### Exercise details
Check each line of the entries below for the string "форме"; copy every line where it appears.

### Given records
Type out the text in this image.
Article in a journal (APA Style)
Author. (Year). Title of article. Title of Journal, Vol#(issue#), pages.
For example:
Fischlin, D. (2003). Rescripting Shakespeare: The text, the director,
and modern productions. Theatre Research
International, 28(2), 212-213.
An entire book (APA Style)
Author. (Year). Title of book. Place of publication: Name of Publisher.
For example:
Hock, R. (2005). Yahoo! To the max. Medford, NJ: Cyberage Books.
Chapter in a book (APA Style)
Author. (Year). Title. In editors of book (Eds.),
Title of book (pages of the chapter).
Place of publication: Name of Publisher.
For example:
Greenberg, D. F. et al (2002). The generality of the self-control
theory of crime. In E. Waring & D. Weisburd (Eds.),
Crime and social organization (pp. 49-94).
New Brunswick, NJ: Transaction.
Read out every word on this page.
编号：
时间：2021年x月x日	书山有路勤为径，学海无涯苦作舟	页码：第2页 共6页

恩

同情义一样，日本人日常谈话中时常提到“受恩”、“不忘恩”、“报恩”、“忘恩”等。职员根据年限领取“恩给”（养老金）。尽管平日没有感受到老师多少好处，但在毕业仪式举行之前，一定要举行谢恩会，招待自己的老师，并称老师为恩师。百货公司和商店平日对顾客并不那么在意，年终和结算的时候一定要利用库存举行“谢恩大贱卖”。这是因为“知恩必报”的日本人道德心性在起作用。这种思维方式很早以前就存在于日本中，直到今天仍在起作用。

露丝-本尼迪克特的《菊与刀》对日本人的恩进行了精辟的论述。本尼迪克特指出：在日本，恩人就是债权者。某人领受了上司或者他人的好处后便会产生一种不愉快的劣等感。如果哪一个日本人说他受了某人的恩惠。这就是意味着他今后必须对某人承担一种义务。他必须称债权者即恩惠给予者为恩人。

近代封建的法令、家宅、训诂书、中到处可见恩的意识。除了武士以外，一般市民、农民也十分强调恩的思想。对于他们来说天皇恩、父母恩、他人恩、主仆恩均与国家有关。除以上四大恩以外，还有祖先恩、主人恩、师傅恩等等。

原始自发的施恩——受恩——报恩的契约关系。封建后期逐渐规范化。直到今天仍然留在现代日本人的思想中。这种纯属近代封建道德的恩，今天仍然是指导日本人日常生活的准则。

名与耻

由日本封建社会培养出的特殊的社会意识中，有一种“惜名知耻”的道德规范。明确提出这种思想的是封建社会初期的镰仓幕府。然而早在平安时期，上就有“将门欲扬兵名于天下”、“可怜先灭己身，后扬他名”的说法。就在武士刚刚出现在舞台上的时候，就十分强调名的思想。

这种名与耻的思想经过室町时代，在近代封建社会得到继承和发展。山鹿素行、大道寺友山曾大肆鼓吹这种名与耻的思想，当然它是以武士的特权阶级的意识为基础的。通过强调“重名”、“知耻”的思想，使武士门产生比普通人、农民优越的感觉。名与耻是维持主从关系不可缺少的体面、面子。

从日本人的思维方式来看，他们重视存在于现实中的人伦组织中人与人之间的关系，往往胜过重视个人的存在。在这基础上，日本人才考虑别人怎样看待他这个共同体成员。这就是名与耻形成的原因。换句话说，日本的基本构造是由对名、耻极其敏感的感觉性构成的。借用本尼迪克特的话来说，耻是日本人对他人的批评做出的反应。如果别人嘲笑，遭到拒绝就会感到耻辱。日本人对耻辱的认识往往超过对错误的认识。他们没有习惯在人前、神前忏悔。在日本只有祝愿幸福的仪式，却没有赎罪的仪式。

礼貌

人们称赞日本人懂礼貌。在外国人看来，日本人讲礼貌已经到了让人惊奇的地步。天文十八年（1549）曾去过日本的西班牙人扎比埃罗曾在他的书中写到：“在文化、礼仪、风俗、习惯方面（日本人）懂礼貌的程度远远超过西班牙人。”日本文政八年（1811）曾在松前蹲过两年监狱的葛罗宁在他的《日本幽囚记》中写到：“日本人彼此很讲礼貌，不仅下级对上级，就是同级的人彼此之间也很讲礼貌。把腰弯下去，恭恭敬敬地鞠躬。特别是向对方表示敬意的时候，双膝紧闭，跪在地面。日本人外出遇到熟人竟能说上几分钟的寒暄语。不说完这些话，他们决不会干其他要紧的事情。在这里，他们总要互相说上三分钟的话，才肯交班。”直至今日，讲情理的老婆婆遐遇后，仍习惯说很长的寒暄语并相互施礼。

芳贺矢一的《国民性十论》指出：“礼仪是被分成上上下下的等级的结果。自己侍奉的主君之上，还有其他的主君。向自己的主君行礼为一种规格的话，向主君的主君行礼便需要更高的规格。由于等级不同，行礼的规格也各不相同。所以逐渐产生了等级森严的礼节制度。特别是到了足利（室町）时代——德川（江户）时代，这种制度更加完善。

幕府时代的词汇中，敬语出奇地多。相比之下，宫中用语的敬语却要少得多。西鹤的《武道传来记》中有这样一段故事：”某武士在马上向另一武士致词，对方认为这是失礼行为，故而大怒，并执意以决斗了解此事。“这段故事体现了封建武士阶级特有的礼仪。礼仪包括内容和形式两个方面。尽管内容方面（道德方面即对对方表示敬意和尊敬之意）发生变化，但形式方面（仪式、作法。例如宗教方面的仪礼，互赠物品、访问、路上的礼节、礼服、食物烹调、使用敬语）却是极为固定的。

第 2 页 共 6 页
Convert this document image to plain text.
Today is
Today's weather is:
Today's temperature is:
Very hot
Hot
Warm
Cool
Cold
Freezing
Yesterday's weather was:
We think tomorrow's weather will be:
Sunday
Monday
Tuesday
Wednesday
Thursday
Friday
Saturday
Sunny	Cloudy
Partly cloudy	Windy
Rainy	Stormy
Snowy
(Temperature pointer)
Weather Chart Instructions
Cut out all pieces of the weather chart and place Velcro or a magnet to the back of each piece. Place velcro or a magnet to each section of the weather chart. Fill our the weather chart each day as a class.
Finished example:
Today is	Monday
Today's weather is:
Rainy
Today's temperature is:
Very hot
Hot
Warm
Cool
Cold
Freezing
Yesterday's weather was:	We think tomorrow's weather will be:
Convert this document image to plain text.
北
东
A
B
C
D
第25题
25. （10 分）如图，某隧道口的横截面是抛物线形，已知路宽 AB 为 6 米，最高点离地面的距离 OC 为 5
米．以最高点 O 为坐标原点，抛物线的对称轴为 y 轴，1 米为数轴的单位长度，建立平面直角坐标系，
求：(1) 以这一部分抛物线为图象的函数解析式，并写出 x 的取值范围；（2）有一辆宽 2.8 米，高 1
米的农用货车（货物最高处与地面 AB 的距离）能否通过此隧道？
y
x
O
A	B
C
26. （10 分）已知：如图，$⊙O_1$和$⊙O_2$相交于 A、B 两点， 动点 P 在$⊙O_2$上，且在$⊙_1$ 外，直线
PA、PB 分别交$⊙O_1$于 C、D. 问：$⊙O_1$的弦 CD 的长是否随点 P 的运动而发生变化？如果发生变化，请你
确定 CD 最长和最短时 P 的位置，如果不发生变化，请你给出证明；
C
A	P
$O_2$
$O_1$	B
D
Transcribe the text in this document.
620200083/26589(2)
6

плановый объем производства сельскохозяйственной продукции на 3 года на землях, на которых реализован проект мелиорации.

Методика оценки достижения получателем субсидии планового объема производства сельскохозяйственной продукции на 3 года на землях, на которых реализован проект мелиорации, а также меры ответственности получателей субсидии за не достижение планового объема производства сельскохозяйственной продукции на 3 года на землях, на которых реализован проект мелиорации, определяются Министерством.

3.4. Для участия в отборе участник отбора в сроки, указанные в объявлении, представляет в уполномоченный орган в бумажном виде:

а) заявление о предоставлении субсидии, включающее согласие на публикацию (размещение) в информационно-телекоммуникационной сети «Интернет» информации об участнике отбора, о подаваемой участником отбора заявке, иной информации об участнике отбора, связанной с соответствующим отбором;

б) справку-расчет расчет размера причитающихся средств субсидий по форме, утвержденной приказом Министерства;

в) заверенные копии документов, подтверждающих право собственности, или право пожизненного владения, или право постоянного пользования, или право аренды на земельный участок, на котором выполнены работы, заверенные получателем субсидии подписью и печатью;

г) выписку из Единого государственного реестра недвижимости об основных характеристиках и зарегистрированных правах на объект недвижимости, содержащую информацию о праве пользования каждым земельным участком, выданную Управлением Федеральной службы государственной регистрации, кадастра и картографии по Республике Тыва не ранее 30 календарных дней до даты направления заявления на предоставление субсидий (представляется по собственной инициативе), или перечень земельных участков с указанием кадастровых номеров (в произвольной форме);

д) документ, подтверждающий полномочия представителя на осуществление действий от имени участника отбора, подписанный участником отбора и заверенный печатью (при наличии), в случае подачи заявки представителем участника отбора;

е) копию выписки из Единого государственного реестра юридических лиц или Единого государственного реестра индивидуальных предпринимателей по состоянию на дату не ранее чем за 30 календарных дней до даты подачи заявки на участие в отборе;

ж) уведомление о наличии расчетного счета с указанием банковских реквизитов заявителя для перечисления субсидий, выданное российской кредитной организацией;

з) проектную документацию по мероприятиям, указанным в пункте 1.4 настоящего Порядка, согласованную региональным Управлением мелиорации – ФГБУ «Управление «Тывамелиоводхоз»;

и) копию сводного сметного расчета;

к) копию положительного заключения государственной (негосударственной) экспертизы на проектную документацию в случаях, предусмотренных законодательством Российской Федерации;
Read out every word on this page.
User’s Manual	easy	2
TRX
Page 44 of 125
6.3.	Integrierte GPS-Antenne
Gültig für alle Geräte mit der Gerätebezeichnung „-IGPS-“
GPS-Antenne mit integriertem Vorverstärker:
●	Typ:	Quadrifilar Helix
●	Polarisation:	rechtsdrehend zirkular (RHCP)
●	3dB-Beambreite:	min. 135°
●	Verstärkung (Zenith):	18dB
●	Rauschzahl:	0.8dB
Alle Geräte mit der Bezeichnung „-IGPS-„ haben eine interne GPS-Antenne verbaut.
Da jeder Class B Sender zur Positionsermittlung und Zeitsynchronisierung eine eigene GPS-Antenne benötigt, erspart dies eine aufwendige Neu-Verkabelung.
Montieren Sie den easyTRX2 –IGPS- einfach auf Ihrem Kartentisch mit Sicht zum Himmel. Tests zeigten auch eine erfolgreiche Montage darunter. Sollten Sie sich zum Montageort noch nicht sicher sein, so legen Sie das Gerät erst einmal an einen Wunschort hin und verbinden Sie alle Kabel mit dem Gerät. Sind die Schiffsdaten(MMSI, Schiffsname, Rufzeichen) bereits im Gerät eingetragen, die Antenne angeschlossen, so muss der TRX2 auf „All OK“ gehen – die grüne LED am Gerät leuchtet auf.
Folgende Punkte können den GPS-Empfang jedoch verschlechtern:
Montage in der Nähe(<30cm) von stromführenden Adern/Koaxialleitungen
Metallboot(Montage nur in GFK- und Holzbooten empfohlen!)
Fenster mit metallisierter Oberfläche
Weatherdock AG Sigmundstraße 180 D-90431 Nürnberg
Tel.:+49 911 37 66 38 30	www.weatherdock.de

### Response to the task
б) справку-расчет расчет размера причитающихся средств субсидий по форме, утвержденной приказом Министерства;
г) выписку из Единого государственного реестра недвижимости об основных характеристиках и зарегистрированных правах на объект недвижимости, содержащую информацию о праве пользования каждым земельным участком, выданную Управлением Федеральной службы государственной регистрации, кадастра и картографии по Республике Тыва не ранее 30 календарных дней до даты направления заявления на предоставление субсидий (представляется по собственной инициативе), или перечень земельных участков с указанием кадастровых номеров (в произвольной форме);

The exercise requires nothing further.